Description of the task: Copy out the lines below word for word, starting with the line that contains "Bar <box>500 148 740 250</box>" and going on through the line that contains "Bar <box>446 580 507 592</box>", both included.

Input material:
---*---

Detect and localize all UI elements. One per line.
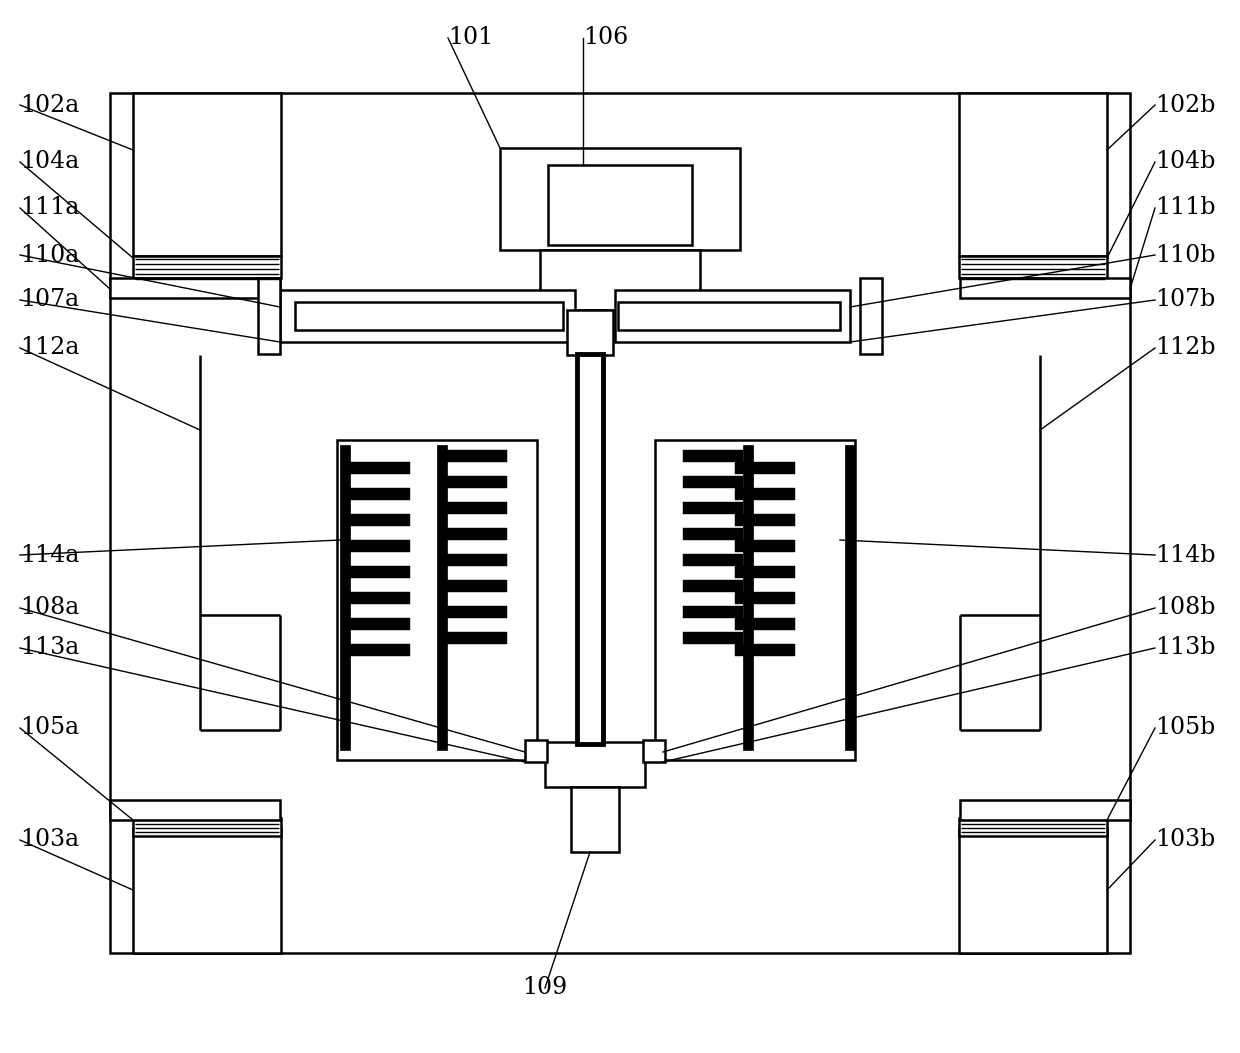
Bar <box>500 148 740 250</box>
Bar <box>446 476 507 488</box>
Text: 103a: 103a <box>20 829 79 852</box>
Text: 101: 101 <box>448 26 494 49</box>
Bar <box>350 567 410 578</box>
Bar <box>683 476 743 488</box>
Bar <box>446 580 507 592</box>
Bar <box>350 488 410 500</box>
Bar <box>350 592 410 604</box>
Bar <box>133 828 281 953</box>
Text: 112a: 112a <box>20 337 79 359</box>
Bar <box>743 445 753 750</box>
Bar <box>446 554 507 567</box>
Bar <box>350 540 410 552</box>
Bar <box>683 450 743 462</box>
Bar <box>340 445 350 750</box>
Bar <box>683 580 743 592</box>
Bar <box>350 462 410 474</box>
Bar <box>735 618 795 630</box>
Bar <box>683 605 743 618</box>
Bar <box>446 632 507 644</box>
Text: 113a: 113a <box>20 636 79 659</box>
Text: 107b: 107b <box>1154 289 1215 312</box>
Bar <box>548 165 692 245</box>
Bar <box>735 592 795 604</box>
Bar <box>683 528 743 540</box>
Text: 102a: 102a <box>20 94 79 117</box>
Bar <box>959 93 1107 256</box>
Text: 114a: 114a <box>20 543 79 567</box>
Bar <box>446 528 507 540</box>
Text: 104b: 104b <box>1154 151 1215 174</box>
Text: 102b: 102b <box>1154 94 1215 117</box>
Bar <box>644 740 665 762</box>
Bar <box>546 742 645 787</box>
Bar <box>735 644 795 656</box>
Bar <box>615 290 849 342</box>
Bar <box>337 440 537 760</box>
Bar <box>567 310 613 355</box>
Bar <box>861 278 882 354</box>
Text: 105a: 105a <box>20 716 79 739</box>
Bar <box>258 278 280 354</box>
Text: 109: 109 <box>522 976 568 999</box>
Bar <box>683 502 743 514</box>
Text: 105b: 105b <box>1154 716 1215 739</box>
Bar <box>735 540 795 552</box>
Bar <box>960 278 1130 298</box>
Bar <box>959 256 1107 278</box>
Text: 106: 106 <box>583 26 629 49</box>
Text: 111b: 111b <box>1154 197 1215 219</box>
Bar <box>683 554 743 567</box>
Bar <box>110 800 280 820</box>
Bar <box>577 354 603 744</box>
Bar <box>960 800 1130 820</box>
Text: 112b: 112b <box>1154 337 1215 359</box>
Bar <box>133 256 281 278</box>
Bar <box>683 632 743 644</box>
Bar <box>735 462 795 474</box>
Text: 104a: 104a <box>20 151 79 174</box>
Bar <box>446 502 507 514</box>
Bar <box>350 644 410 656</box>
Bar <box>618 302 839 330</box>
Bar <box>110 93 1130 953</box>
Bar <box>133 93 281 256</box>
Bar <box>525 740 547 762</box>
Text: 111a: 111a <box>20 197 79 219</box>
Bar <box>539 250 701 310</box>
Bar <box>570 787 619 852</box>
Bar <box>735 514 795 526</box>
Bar <box>295 302 563 330</box>
Bar <box>735 488 795 500</box>
Bar <box>446 605 507 618</box>
Text: 107a: 107a <box>20 289 79 312</box>
Text: 110b: 110b <box>1154 243 1215 266</box>
Bar <box>350 618 410 630</box>
Bar <box>350 514 410 526</box>
Bar <box>735 567 795 578</box>
Text: 103b: 103b <box>1154 829 1215 852</box>
Bar <box>959 818 1107 836</box>
Bar <box>436 445 446 750</box>
Bar <box>446 450 507 462</box>
Bar <box>133 818 281 836</box>
Bar <box>655 440 856 760</box>
Text: 114b: 114b <box>1154 543 1215 567</box>
Text: 110a: 110a <box>20 243 79 266</box>
Text: 108b: 108b <box>1154 596 1215 619</box>
Bar <box>844 445 856 750</box>
Text: 113b: 113b <box>1154 636 1215 659</box>
Bar <box>110 278 280 298</box>
Bar <box>280 290 575 342</box>
Text: 108a: 108a <box>20 596 79 619</box>
Bar <box>959 828 1107 953</box>
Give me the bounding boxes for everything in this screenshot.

---*---

Output of the exercise:
Bar <box>500 148 740 250</box>
Bar <box>446 476 507 488</box>
Text: 103a: 103a <box>20 829 79 852</box>
Text: 101: 101 <box>448 26 494 49</box>
Bar <box>350 567 410 578</box>
Bar <box>683 476 743 488</box>
Bar <box>446 580 507 592</box>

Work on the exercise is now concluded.